▶ [Exercise materials]:
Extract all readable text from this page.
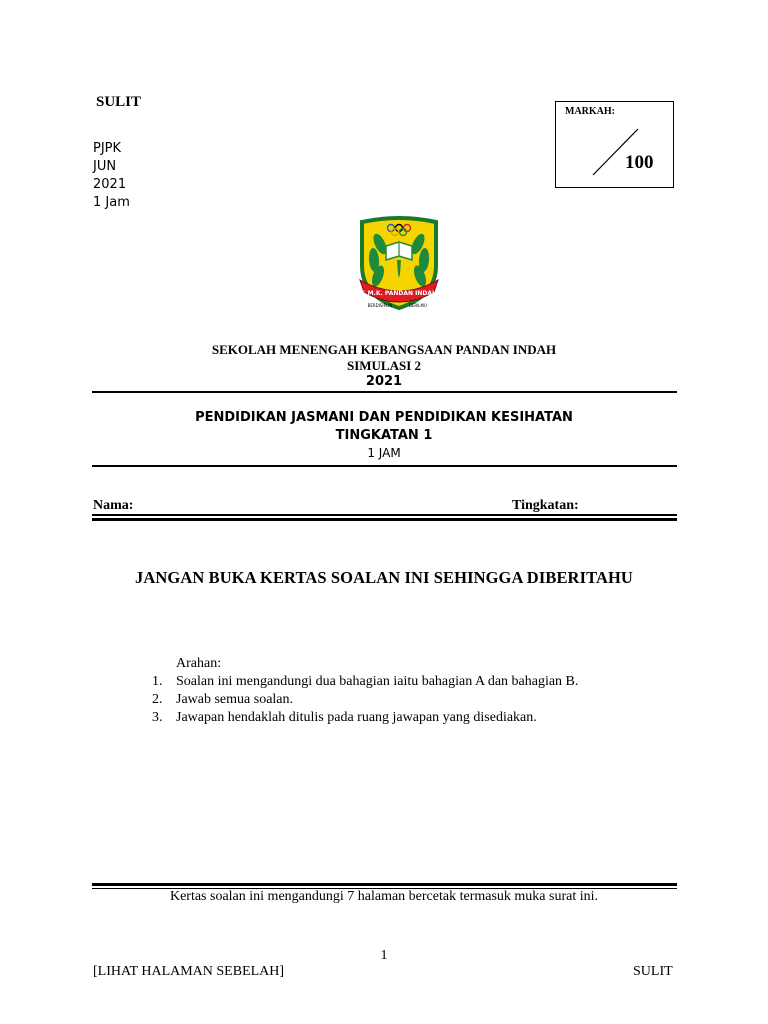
SULIT
PJPK
JUN
2021
1 Jam
MARKAH:
100
S.M.K. PANDAN INDAH
BERDISIPLIN	BERILMU
SEKOLAH MENENGAH KEBANGSAAN PANDAN INDAH
SIMULASI 2
2021
PENDIDIKAN JASMANI DAN PENDIDIKAN KESIHATAN
TINGKATAN 1
1 JAM
Nama:	Tingkatan:
JANGAN BUKA KERTAS SOALAN INI SEHINGGA DIBERITAHU
Arahan:
1. Soalan ini mengandungi dua bahagian iaitu bahagian A dan bahagian B.
2. Jawab semua soalan.
3. Jawapan hendaklah ditulis pada ruang jawapan yang disediakan.
Kertas soalan ini mengandungi 7 halaman bercetak termasuk muka surat ini.
1
[LIHAT HALAMAN SEBELAH]	SULIT
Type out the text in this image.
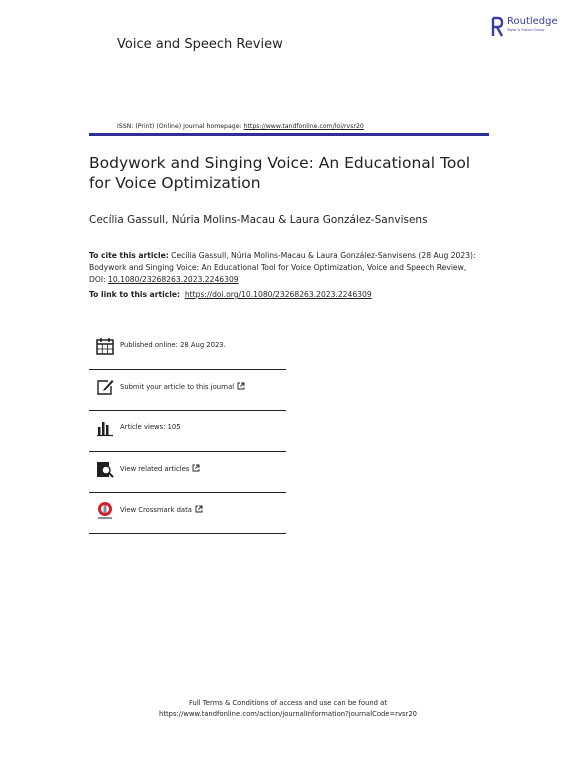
Voice and Speech Review
Routledge
Taylor & Francis Group
ISSN: (Print) (Online) Journal homepage: https://www.tandfonline.com/loi/rvsr20
Bodywork and Singing Voice: An Educational Tool for Voice Optimization
Cecília Gassull, Núria Molins-Macau & Laura González-Sanvisens
To cite this article: Cecília Gassull, Núria Molins-Macau & Laura González-Sanvisens (28 Aug 2023): Bodywork and Singing Voice: An Educational Tool for Voice Optimization, Voice and Speech Review, DOI: 10.1080/23268263.2023.2246309
To link to this article: https://doi.org/10.1080/23268263.2023.2246309
Published online: 28 Aug 2023.
Submit your article to this journal
Article views: 105
View related articles
View Crossmark data
Full Terms & Conditions of access and use can be found at
https://www.tandfonline.com/action/journalInformation?journalCode=rvsr20
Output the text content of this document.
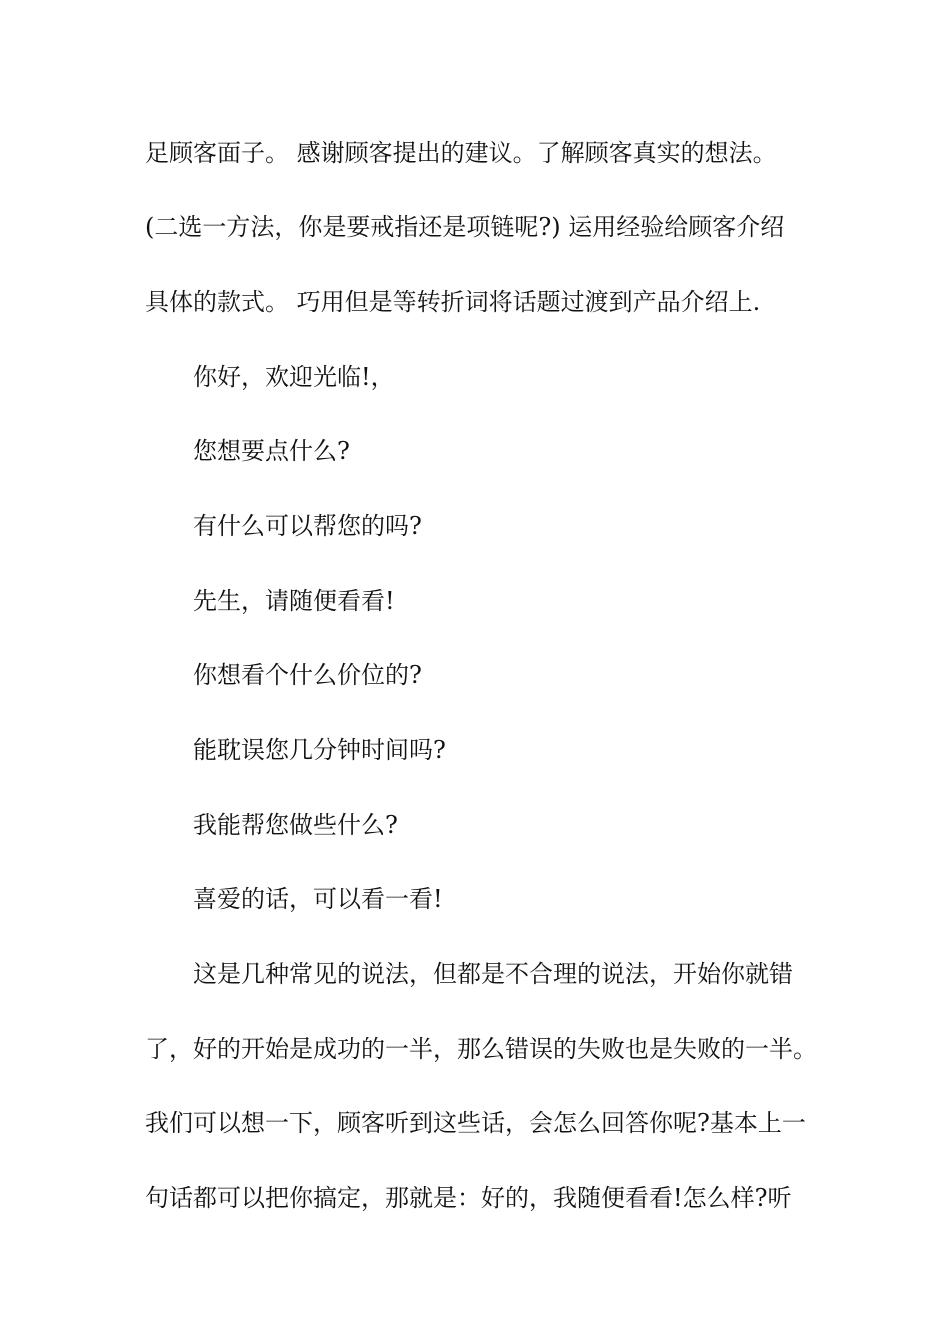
足顾客面子。 感谢顾客提出的建议。了解顾客真实的想法。
(二选一方法，你是要戒指还是项链呢?) 运用经验给顾客介绍
具体的款式。 巧用但是等转折词将话题过渡到产品介绍上.
你好，欢迎光临!，
您想要点什么?
有什么可以帮您的吗?
先生，请随便看看!
你想看个什么价位的?
能耽误您几分钟时间吗?
我能帮您做些什么?
喜爱的话，可以看一看!
这是几种常见的说法，但都是不合理的说法，开始你就错
了，好的开始是成功的一半，那么错误的失败也是失败的一半。
我们可以想一下，顾客听到这些话，会怎么回答你呢?基本上一
句话都可以把你搞定，那就是：好的，我随便看看!怎么样?听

▶ [Work instructions]: Return all lines of the material above in which the word "Voice" occurs.

▶ [Reply]:
Voice and Speech Review
Bodywork and Singing Voice: An Educational Tool for Voice Optimization
To cite this article: Cecília Gassull, Núria Molins-Macau & Laura González-Sanvisens (28 Aug 2023): Bodywork and Singing Voice: An Educational Tool for Voice Optimization, Voice and Speech Review, DOI: 10.1080/23268263.2023.2246309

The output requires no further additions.